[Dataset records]
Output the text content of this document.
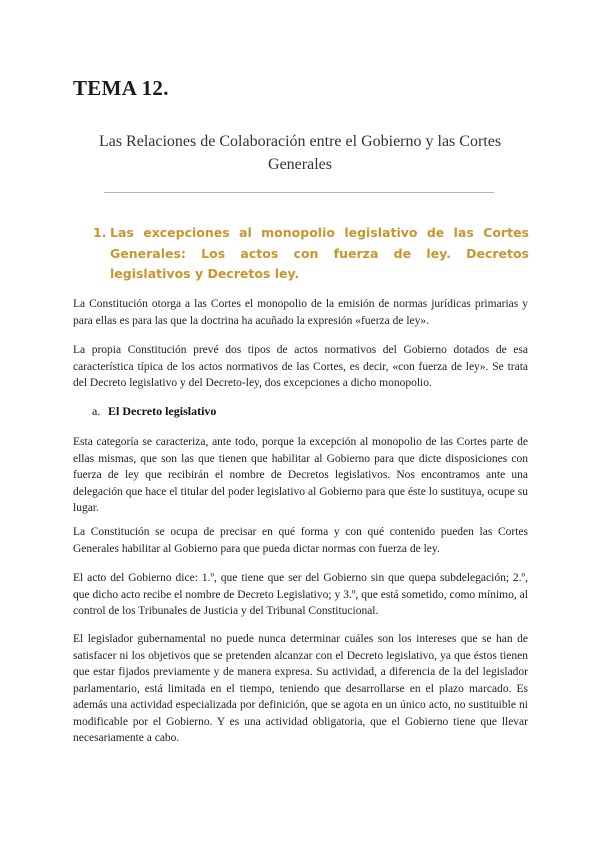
TEMA 12.
Las Relaciones de Colaboración entre el Gobierno y las Cortes Generales
1. Las excepciones al monopolio legislativo de las Cortes Generales: Los actos con fuerza de ley. Decretos legislativos y Decretos ley.

La Constitución otorga a las Cortes el monopolio de la emisión de normas jurídicas primarias y para ellas es para las que la doctrina ha acuñado la expresión «fuerza de ley».

La propia Constitución prevé dos tipos de actos normativos del Gobierno dotados de esa característica típica de los actos normativos de las Cortes, es decir, «con fuerza de ley». Se trata del Decreto legislativo y del Decreto-ley, dos excepciones a dicho monopolio.

a. El Decreto legislativo

Esta categoría se caracteriza, ante todo, porque la excepción al monopolio de las Cortes parte de ellas mismas, que son las que tienen que habilitar al Gobierno para que dicte disposiciones con fuerza de ley que recibirán el nombre de Decretos legislativos. Nos encontramos ante una delegación que hace el titular del poder legislativo al Gobierno para que éste lo sustituya, ocupe su lugar.

La Constitución se ocupa de precisar en qué forma y con qué contenido pueden las Cortes Generales habilitar al Gobierno para que pueda dictar normas con fuerza de ley.

El acto del Gobierno dice: 1.º, que tiene que ser del Gobierno sin que quepa subdelegación; 2.º, que dicho acto recibe el nombre de Decreto Legislativo; y 3.º, que está sometido, como mínimo, al control de los Tribunales de Justicia y del Tribunal Constitucional.

El legislador gubernamental no puede nunca determinar cuáles son los intereses que se han de satisfacer ni los objetivos que se pretenden alcanzar con el Decreto legislativo, ya que éstos tienen que estar fijados previamente y de manera expresa. Su actividad, a diferencia de la del legislador parlamentario, está limitada en el tiempo, teniendo que desarrollarse en el plazo marcado. Es además una actividad especializada por definición, que se agota en un único acto, no sustituible ni modificable por el Gobierno. Y es una actividad obligatoria, que el Gobierno tiene que llevar necesariamente a cabo.
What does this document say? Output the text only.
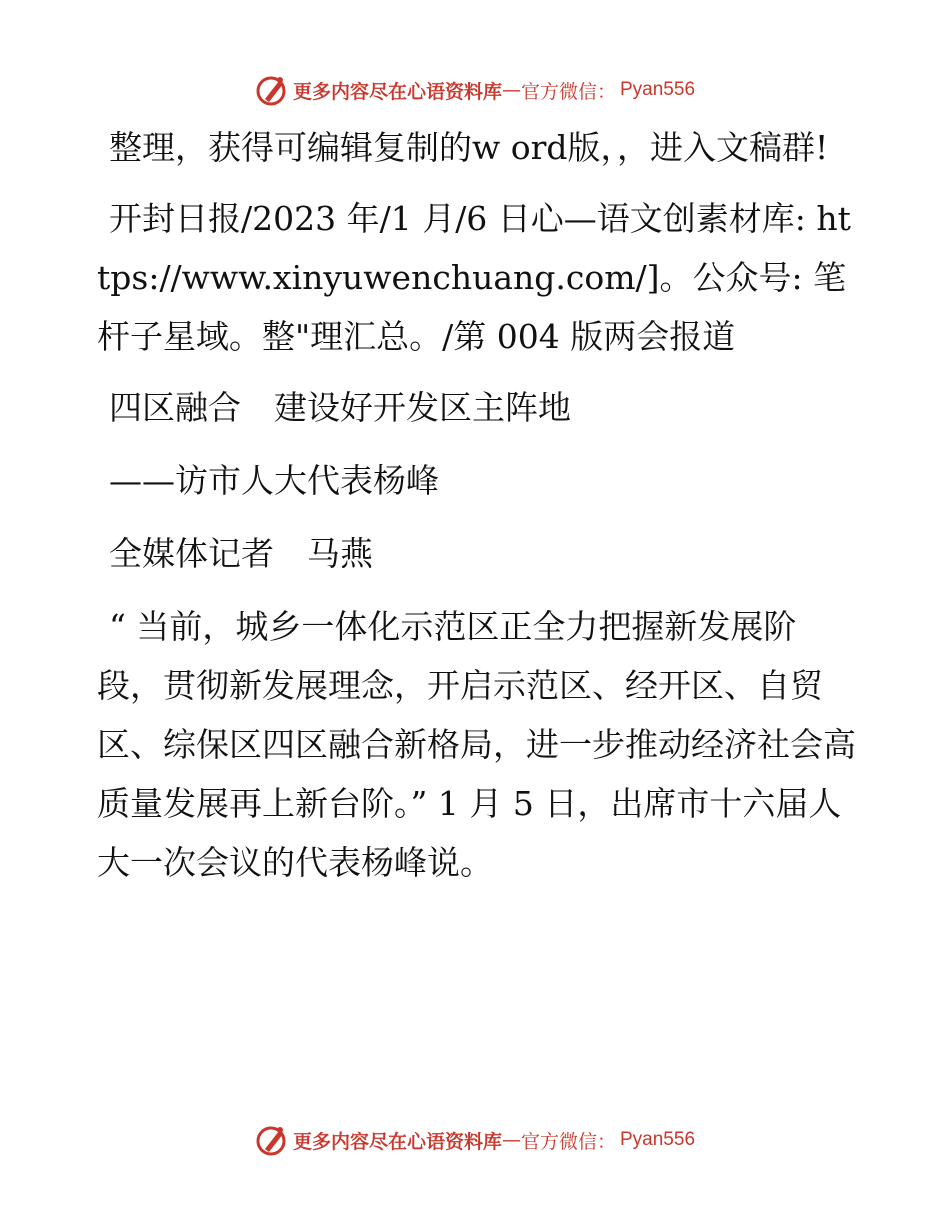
更多内容尽在心语资料库 — 官方微信： Pyan556

整理，获得可编辑复制的w ord版，，进入文稿群!

开封日报/2023 年/1 月/6 日心—语文创素材库: https://www.xinyuwenchuang.com/]。公众号: 笔杆子星域。整"理汇总。/第 004 版两会报道

四区融合　建设好开发区主阵地

——访市人大代表杨峰

全媒体记者　马燕

“ 当前，城乡一体化示范区正全力把握新发展阶段，贯彻新发展理念，开启示范区、经开区、自贸区、综保区四区融合新格局，进一步推动经济社会高质量发展再上新台阶。” 1 月 5 日，出席市十六届人大一次会议的代表杨峰说。

更多内容尽在心语资料库 — 官方微信： Pyan556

» Short problem
Quote each entry above verbatim and drop the pictures.

» Written reply
Output the text content of this document.
TEMA 12.
Las Relaciones de Colaboración entre el Gobierno y las Cortes Generales
1. Las excepciones al monopolio legislativo de las Cortes Generales: Los actos con fuerza de ley. Decretos legislativos y Decretos ley.

La Constitución otorga a las Cortes el monopolio de la emisión de normas jurídicas primarias y para ellas es para las que la doctrina ha acuñado la expresión «fuerza de ley».

La propia Constitución prevé dos tipos de actos normativos del Gobierno dotados de esa característica típica de los actos normativos de las Cortes, es decir, «con fuerza de ley». Se trata del Decreto legislativo y del Decreto-ley, dos excepciones a dicho monopolio.

a. El Decreto legislativo

Esta categoría se caracteriza, ante todo, porque la excepción al monopolio de las Cortes parte de ellas mismas, que son las que tienen que habilitar al Gobierno para que dicte disposiciones con fuerza de ley que recibirán el nombre de Decretos legislativos. Nos encontramos ante una delegación que hace el titular del poder legislativo al Gobierno para que éste lo sustituya, ocupe su lugar.

La Constitución se ocupa de precisar en qué forma y con qué contenido pueden las Cortes Generales habilitar al Gobierno para que pueda dictar normas con fuerza de ley.

El acto del Gobierno dice: 1.º, que tiene que ser del Gobierno sin que quepa subdelegación; 2.º, que dicho acto recibe el nombre de Decreto Legislativo; y 3.º, que está sometido, como mínimo, al control de los Tribunales de Justicia y del Tribunal Constitucional.

El legislador gubernamental no puede nunca determinar cuáles son los intereses que se han de satisfacer ni los objetivos que se pretenden alcanzar con el Decreto legislativo, ya que éstos tienen que estar fijados previamente y de manera expresa. Su actividad, a diferencia de la del legislador parlamentario, está limitada en el tiempo, teniendo que desarrollarse en el plazo marcado. Es además una actividad especializada por definición, que se agota en un único acto, no sustituible ni modificable por el Gobierno. Y es una actividad obligatoria, que el Gobierno tiene que llevar necesariamente a cabo.
What does this document say? Output the text only.
更多内容尽在心语资料库 — 官方微信： Pyan556

整理，获得可编辑复制的w ord版，，进入文稿群!

开封日报/2023 年/1 月/6 日心—语文创素材库: https://www.xinyuwenchuang.com/]。公众号: 笔杆子星域。整"理汇总。/第 004 版两会报道

四区融合　建设好开发区主阵地

——访市人大代表杨峰

全媒体记者　马燕

“ 当前，城乡一体化示范区正全力把握新发展阶段，贯彻新发展理念，开启示范区、经开区、自贸区、综保区四区融合新格局，进一步推动经济社会高质量发展再上新台阶。” 1 月 5 日，出席市十六届人大一次会议的代表杨峰说。

更多内容尽在心语资料库 — 官方微信： Pyan556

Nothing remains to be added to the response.